*What to do*: Beneath this task is a listing; retype all of it exactly.

*Supplied data*:
···

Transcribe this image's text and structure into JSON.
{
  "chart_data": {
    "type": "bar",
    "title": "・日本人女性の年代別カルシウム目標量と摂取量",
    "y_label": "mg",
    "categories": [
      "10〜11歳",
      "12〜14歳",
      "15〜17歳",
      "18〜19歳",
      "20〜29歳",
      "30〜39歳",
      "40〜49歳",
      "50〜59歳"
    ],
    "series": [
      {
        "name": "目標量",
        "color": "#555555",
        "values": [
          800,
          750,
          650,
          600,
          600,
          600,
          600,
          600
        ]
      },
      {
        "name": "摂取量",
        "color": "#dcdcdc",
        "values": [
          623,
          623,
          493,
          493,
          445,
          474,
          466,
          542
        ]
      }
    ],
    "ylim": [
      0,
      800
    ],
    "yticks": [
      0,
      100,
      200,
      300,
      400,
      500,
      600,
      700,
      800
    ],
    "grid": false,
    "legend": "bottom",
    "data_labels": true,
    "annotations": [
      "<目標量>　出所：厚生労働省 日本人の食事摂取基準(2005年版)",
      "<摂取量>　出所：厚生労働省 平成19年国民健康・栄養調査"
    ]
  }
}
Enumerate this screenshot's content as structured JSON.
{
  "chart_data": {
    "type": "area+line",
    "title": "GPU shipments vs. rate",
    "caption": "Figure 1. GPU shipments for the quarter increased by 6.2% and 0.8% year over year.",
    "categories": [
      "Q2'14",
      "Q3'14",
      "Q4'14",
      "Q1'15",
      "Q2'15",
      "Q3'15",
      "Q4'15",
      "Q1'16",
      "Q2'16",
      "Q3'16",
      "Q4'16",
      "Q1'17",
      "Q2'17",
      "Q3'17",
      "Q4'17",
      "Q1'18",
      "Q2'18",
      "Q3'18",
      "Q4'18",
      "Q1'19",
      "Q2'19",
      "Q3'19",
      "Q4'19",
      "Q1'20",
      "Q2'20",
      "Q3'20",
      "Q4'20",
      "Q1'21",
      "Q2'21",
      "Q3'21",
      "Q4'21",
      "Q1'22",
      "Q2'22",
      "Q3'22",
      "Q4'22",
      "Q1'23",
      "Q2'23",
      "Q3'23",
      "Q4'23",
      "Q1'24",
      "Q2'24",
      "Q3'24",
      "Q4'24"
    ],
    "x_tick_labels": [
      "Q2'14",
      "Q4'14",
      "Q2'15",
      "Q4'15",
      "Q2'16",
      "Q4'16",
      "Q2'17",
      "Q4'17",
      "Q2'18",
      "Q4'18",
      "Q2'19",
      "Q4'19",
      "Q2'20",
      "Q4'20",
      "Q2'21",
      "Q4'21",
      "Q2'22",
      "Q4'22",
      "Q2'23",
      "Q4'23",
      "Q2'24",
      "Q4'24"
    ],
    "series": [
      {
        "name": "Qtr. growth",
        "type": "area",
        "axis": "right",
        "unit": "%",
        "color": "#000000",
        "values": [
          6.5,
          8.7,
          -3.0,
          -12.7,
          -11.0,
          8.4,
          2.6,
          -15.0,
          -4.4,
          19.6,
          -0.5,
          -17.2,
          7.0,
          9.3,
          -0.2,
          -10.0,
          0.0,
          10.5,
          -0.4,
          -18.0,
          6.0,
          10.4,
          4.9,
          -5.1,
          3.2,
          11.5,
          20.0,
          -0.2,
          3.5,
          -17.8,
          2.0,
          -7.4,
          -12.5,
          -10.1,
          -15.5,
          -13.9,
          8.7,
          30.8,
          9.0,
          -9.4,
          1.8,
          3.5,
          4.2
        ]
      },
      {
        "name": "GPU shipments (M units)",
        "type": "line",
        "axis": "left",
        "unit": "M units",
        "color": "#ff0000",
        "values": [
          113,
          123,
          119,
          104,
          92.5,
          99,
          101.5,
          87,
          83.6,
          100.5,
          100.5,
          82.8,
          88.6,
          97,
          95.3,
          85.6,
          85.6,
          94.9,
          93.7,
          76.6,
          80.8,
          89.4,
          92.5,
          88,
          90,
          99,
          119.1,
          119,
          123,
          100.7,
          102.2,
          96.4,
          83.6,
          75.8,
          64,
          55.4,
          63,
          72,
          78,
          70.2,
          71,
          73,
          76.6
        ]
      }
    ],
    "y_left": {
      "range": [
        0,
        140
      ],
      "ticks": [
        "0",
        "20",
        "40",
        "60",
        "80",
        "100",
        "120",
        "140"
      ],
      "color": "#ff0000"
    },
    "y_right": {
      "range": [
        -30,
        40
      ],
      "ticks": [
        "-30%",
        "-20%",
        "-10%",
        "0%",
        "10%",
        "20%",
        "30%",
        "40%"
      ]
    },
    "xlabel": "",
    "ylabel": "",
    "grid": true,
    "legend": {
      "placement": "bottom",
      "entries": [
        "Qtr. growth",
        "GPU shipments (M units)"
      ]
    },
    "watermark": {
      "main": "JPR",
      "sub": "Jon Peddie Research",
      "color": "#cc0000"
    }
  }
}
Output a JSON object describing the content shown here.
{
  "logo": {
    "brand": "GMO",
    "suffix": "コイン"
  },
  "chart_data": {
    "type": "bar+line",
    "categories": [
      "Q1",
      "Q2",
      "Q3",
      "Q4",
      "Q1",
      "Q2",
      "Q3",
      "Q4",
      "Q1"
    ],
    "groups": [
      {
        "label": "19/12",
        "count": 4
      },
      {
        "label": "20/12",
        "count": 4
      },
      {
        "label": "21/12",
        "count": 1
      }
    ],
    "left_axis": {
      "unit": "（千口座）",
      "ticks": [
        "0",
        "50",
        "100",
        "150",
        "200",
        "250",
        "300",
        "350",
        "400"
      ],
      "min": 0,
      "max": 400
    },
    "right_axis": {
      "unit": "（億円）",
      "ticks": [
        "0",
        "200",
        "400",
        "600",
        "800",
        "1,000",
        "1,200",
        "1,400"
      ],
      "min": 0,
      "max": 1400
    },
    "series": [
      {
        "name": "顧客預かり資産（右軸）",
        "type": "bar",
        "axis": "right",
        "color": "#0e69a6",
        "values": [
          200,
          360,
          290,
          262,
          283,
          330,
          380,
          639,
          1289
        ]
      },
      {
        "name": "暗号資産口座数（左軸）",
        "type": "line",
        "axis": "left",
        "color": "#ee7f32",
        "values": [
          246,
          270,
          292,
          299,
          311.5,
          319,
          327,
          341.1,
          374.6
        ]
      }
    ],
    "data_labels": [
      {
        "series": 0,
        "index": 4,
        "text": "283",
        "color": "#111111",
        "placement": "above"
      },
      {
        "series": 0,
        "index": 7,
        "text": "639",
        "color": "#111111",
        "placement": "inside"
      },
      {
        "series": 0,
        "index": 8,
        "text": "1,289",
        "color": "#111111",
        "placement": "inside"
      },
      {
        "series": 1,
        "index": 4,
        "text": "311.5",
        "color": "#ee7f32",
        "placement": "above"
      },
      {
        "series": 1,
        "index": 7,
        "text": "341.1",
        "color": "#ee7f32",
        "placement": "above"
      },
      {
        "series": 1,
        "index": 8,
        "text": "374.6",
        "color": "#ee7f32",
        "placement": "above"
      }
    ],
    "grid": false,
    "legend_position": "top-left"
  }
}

···

*Full response*:
Transcribe this image's text and structure into JSON.
{
  "chart_data": {
    "type": "bar",
    "title": "・日本人女性の年代別カルシウム目標量と摂取量",
    "y_label": "mg",
    "categories": [
      "10〜11歳",
      "12〜14歳",
      "15〜17歳",
      "18〜19歳",
      "20〜29歳",
      "30〜39歳",
      "40〜49歳",
      "50〜59歳"
    ],
    "series": [
      {
        "name": "目標量",
        "color": "#555555",
        "values": [
          800,
          750,
          650,
          600,
          600,
          600,
          600,
          600
        ]
      },
      {
        "name": "摂取量",
        "color": "#dcdcdc",
        "values": [
          623,
          623,
          493,
          493,
          445,
          474,
          466,
          542
        ]
      }
    ],
    "ylim": [
      0,
      800
    ],
    "yticks": [
      0,
      100,
      200,
      300,
      400,
      500,
      600,
      700,
      800
    ],
    "grid": false,
    "legend": "bottom",
    "data_labels": true,
    "annotations": [
      "<目標量>　出所：厚生労働省 日本人の食事摂取基準(2005年版)",
      "<摂取量>　出所：厚生労働省 平成19年国民健康・栄養調査"
    ]
  }
}
Enumerate this screenshot's content as structured JSON.
{
  "chart_data": {
    "type": "area+line",
    "title": "GPU shipments vs. rate",
    "caption": "Figure 1. GPU shipments for the quarter increased by 6.2% and 0.8% year over year.",
    "categories": [
      "Q2'14",
      "Q3'14",
      "Q4'14",
      "Q1'15",
      "Q2'15",
      "Q3'15",
      "Q4'15",
      "Q1'16",
      "Q2'16",
      "Q3'16",
      "Q4'16",
      "Q1'17",
      "Q2'17",
      "Q3'17",
      "Q4'17",
      "Q1'18",
      "Q2'18",
      "Q3'18",
      "Q4'18",
      "Q1'19",
      "Q2'19",
      "Q3'19",
      "Q4'19",
      "Q1'20",
      "Q2'20",
      "Q3'20",
      "Q4'20",
      "Q1'21",
      "Q2'21",
      "Q3'21",
      "Q4'21",
      "Q1'22",
      "Q2'22",
      "Q3'22",
      "Q4'22",
      "Q1'23",
      "Q2'23",
      "Q3'23",
      "Q4'23",
      "Q1'24",
      "Q2'24",
      "Q3'24",
      "Q4'24"
    ],
    "x_tick_labels": [
      "Q2'14",
      "Q4'14",
      "Q2'15",
      "Q4'15",
      "Q2'16",
      "Q4'16",
      "Q2'17",
      "Q4'17",
      "Q2'18",
      "Q4'18",
      "Q2'19",
      "Q4'19",
      "Q2'20",
      "Q4'20",
      "Q2'21",
      "Q4'21",
      "Q2'22",
      "Q4'22",
      "Q2'23",
      "Q4'23",
      "Q2'24",
      "Q4'24"
    ],
    "series": [
      {
        "name": "Qtr. growth",
        "type": "area",
        "axis": "right",
        "unit": "%",
        "color": "#000000",
        "values": [
          6.5,
          8.7,
          -3.0,
          -12.7,
          -11.0,
          8.4,
          2.6,
          -15.0,
          -4.4,
          19.6,
          -0.5,
          -17.2,
          7.0,
          9.3,
          -0.2,
          -10.0,
          0.0,
          10.5,
          -0.4,
          -18.0,
          6.0,
          10.4,
          4.9,
          -5.1,
          3.2,
          11.5,
          20.0,
          -0.2,
          3.5,
          -17.8,
          2.0,
          -7.4,
          -12.5,
          -10.1,
          -15.5,
          -13.9,
          8.7,
          30.8,
          9.0,
          -9.4,
          1.8,
          3.5,
          4.2
        ]
      },
      {
        "name": "GPU shipments (M units)",
        "type": "line",
        "axis": "left",
        "unit": "M units",
        "color": "#ff0000",
        "values": [
          113,
          123,
          119,
          104,
          92.5,
          99,
          101.5,
          87,
          83.6,
          100.5,
          100.5,
          82.8,
          88.6,
          97,
          95.3,
          85.6,
          85.6,
          94.9,
          93.7,
          76.6,
          80.8,
          89.4,
          92.5,
          88,
          90,
          99,
          119.1,
          119,
          123,
          100.7,
          102.2,
          96.4,
          83.6,
          75.8,
          64,
          55.4,
          63,
          72,
          78,
          70.2,
          71,
          73,
          76.6
        ]
      }
    ],
    "y_left": {
      "range": [
        0,
        140
      ],
      "ticks": [
        "0",
        "20",
        "40",
        "60",
        "80",
        "100",
        "120",
        "140"
      ],
      "color": "#ff0000"
    },
    "y_right": {
      "range": [
        -30,
        40
      ],
      "ticks": [
        "-30%",
        "-20%",
        "-10%",
        "0%",
        "10%",
        "20%",
        "30%",
        "40%"
      ]
    },
    "xlabel": "",
    "ylabel": "",
    "grid": true,
    "legend": {
      "placement": "bottom",
      "entries": [
        "Qtr. growth",
        "GPU shipments (M units)"
      ]
    },
    "watermark": {
      "main": "JPR",
      "sub": "Jon Peddie Research",
      "color": "#cc0000"
    }
  }
}
Output a JSON object describing the content shown here.
{
  "logo": {
    "brand": "GMO",
    "suffix": "コイン"
  },
  "chart_data": {
    "type": "bar+line",
    "categories": [
      "Q1",
      "Q2",
      "Q3",
      "Q4",
      "Q1",
      "Q2",
      "Q3",
      "Q4",
      "Q1"
    ],
    "groups": [
      {
        "label": "19/12",
        "count": 4
      },
      {
        "label": "20/12",
        "count": 4
      },
      {
        "label": "21/12",
        "count": 1
      }
    ],
    "left_axis": {
      "unit": "（千口座）",
      "ticks": [
        "0",
        "50",
        "100",
        "150",
        "200",
        "250",
        "300",
        "350",
        "400"
      ],
      "min": 0,
      "max": 400
    },
    "right_axis": {
      "unit": "（億円）",
      "ticks": [
        "0",
        "200",
        "400",
        "600",
        "800",
        "1,000",
        "1,200",
        "1,400"
      ],
      "min": 0,
      "max": 1400
    },
    "series": [
      {
        "name": "顧客預かり資産（右軸）",
        "type": "bar",
        "axis": "right",
        "color": "#0e69a6",
        "values": [
          200,
          360,
          290,
          262,
          283,
          330,
          380,
          639,
          1289
        ]
      },
      {
        "name": "暗号資産口座数（左軸）",
        "type": "line",
        "axis": "left",
        "color": "#ee7f32",
        "values": [
          246,
          270,
          292,
          299,
          311.5,
          319,
          327,
          341.1,
          374.6
        ]
      }
    ],
    "data_labels": [
      {
        "series": 0,
        "index": 4,
        "text": "283",
        "color": "#111111",
        "placement": "above"
      },
      {
        "series": 0,
        "index": 7,
        "text": "639",
        "color": "#111111",
        "placement": "inside"
      },
      {
        "series": 0,
        "index": 8,
        "text": "1,289",
        "color": "#111111",
        "placement": "inside"
      },
      {
        "series": 1,
        "index": 4,
        "text": "311.5",
        "color": "#ee7f32",
        "placement": "above"
      },
      {
        "series": 1,
        "index": 7,
        "text": "341.1",
        "color": "#ee7f32",
        "placement": "above"
      },
      {
        "series": 1,
        "index": 8,
        "text": "374.6",
        "color": "#ee7f32",
        "placement": "above"
      }
    ],
    "grid": false,
    "legend_position": "top-left"
  }
}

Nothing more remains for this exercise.